## Given data
▼▼▼

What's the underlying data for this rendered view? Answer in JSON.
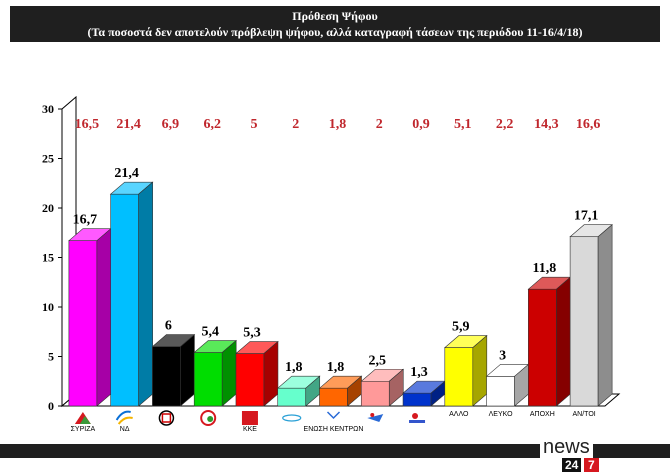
{
  "header": {
    "title": "Πρόθεση Ψήφου",
    "subtitle": "(Τα ποσοστά δεν αποτελούν πρόβλεψη ψήφου, αλλά καταγραφή τάσεων  της περιόδου 11-16/4/18)"
  },
  "logo": {
    "word": "news",
    "num1": "24",
    "num2": "7"
  },
  "chart_data": {
    "type": "bar",
    "title": "Πρόθεση Ψήφου",
    "ylim": [
      0,
      30
    ],
    "yticks": [
      0,
      5,
      10,
      15,
      20,
      25,
      30
    ],
    "grid": false,
    "categories": [
      "ΣΥΡΙΖΑ",
      "ΝΔ",
      "ΧΑ",
      "ΚΙΝΑΛ",
      "ΚΚΕ",
      "Ποτάμι",
      "ΕνΚε",
      "ΑΝΕΛ",
      "ΛΑΕ",
      "ΑΛΛΟ",
      "ΛΕΥΚΟ",
      "ΑΠΟΧΗ",
      "ΑΝ/ΤΟΙ"
    ],
    "category_labels": [
      "ΣΥΡΙΖΑ",
      "ΝΔ",
      "",
      "",
      "ΚΚΕ",
      "",
      "ΕΝΩΣΗ ΚΕΝΤΡΩΝ",
      "",
      "",
      "ΑΛΛΟ",
      "ΛΕΥΚΟ",
      "ΑΠΟΧΗ",
      "ΑΝ/ΤΟΙ"
    ],
    "category_icons": [
      "syriza-logo-icon",
      "nd-logo-icon",
      "golden-dawn-logo-icon",
      "kinal-logo-icon",
      "kke-logo-icon",
      "potami-logo-icon",
      "enosi-kentroon-logo-icon",
      "anel-logo-icon",
      "lae-logo-icon",
      "",
      "",
      "",
      ""
    ],
    "values": [
      16.7,
      21.4,
      6,
      5.4,
      5.3,
      1.8,
      1.8,
      2.5,
      1.3,
      5.9,
      3,
      11.8,
      17.1
    ],
    "value_labels": [
      "16,7",
      "21,4",
      "6",
      "5,4",
      "5,3",
      "1,8",
      "1,8",
      "2,5",
      "1,3",
      "5,9",
      "3",
      "11,8",
      "17,1"
    ],
    "previous_values": [
      16.5,
      21.4,
      6.9,
      6.2,
      5,
      2,
      1.8,
      2,
      0.9,
      5.1,
      2.2,
      14.3,
      16.6
    ],
    "previous_labels": [
      "16,5",
      "21,4",
      "6,9",
      "6,2",
      "5",
      "2",
      "1,8",
      "2",
      "0,9",
      "5,1",
      "2,2",
      "14,3",
      "16,6"
    ],
    "colors": [
      "#ff00ff",
      "#00bfff",
      "#000000",
      "#00dd00",
      "#ff0000",
      "#66ffcc",
      "#ff6600",
      "#ff9999",
      "#0033cc",
      "#ffff00",
      "#ffffff",
      "#cc0000",
      "#d9d9d9"
    ]
  }
}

▲▲▲

## Short task
Quote the data exactly, leaving every image out of the copy.

## Finished answer
What's the underlying data for this rendered view? Answer in JSON.
{
  "header": {
    "title": "Πρόθεση Ψήφου",
    "subtitle": "(Τα ποσοστά δεν αποτελούν πρόβλεψη ψήφου, αλλά καταγραφή τάσεων  της περιόδου 11-16/4/18)"
  },
  "logo": {
    "word": "news",
    "num1": "24",
    "num2": "7"
  },
  "chart_data": {
    "type": "bar",
    "title": "Πρόθεση Ψήφου",
    "ylim": [
      0,
      30
    ],
    "yticks": [
      0,
      5,
      10,
      15,
      20,
      25,
      30
    ],
    "grid": false,
    "categories": [
      "ΣΥΡΙΖΑ",
      "ΝΔ",
      "ΧΑ",
      "ΚΙΝΑΛ",
      "ΚΚΕ",
      "Ποτάμι",
      "ΕνΚε",
      "ΑΝΕΛ",
      "ΛΑΕ",
      "ΑΛΛΟ",
      "ΛΕΥΚΟ",
      "ΑΠΟΧΗ",
      "ΑΝ/ΤΟΙ"
    ],
    "category_labels": [
      "ΣΥΡΙΖΑ",
      "ΝΔ",
      "",
      "",
      "ΚΚΕ",
      "",
      "ΕΝΩΣΗ ΚΕΝΤΡΩΝ",
      "",
      "",
      "ΑΛΛΟ",
      "ΛΕΥΚΟ",
      "ΑΠΟΧΗ",
      "ΑΝ/ΤΟΙ"
    ],
    "category_icons": [
      "syriza-logo-icon",
      "nd-logo-icon",
      "golden-dawn-logo-icon",
      "kinal-logo-icon",
      "kke-logo-icon",
      "potami-logo-icon",
      "enosi-kentroon-logo-icon",
      "anel-logo-icon",
      "lae-logo-icon",
      "",
      "",
      "",
      ""
    ],
    "values": [
      16.7,
      21.4,
      6,
      5.4,
      5.3,
      1.8,
      1.8,
      2.5,
      1.3,
      5.9,
      3,
      11.8,
      17.1
    ],
    "value_labels": [
      "16,7",
      "21,4",
      "6",
      "5,4",
      "5,3",
      "1,8",
      "1,8",
      "2,5",
      "1,3",
      "5,9",
      "3",
      "11,8",
      "17,1"
    ],
    "previous_values": [
      16.5,
      21.4,
      6.9,
      6.2,
      5,
      2,
      1.8,
      2,
      0.9,
      5.1,
      2.2,
      14.3,
      16.6
    ],
    "previous_labels": [
      "16,5",
      "21,4",
      "6,9",
      "6,2",
      "5",
      "2",
      "1,8",
      "2",
      "0,9",
      "5,1",
      "2,2",
      "14,3",
      "16,6"
    ],
    "colors": [
      "#ff00ff",
      "#00bfff",
      "#000000",
      "#00dd00",
      "#ff0000",
      "#66ffcc",
      "#ff6600",
      "#ff9999",
      "#0033cc",
      "#ffff00",
      "#ffffff",
      "#cc0000",
      "#d9d9d9"
    ]
  }
}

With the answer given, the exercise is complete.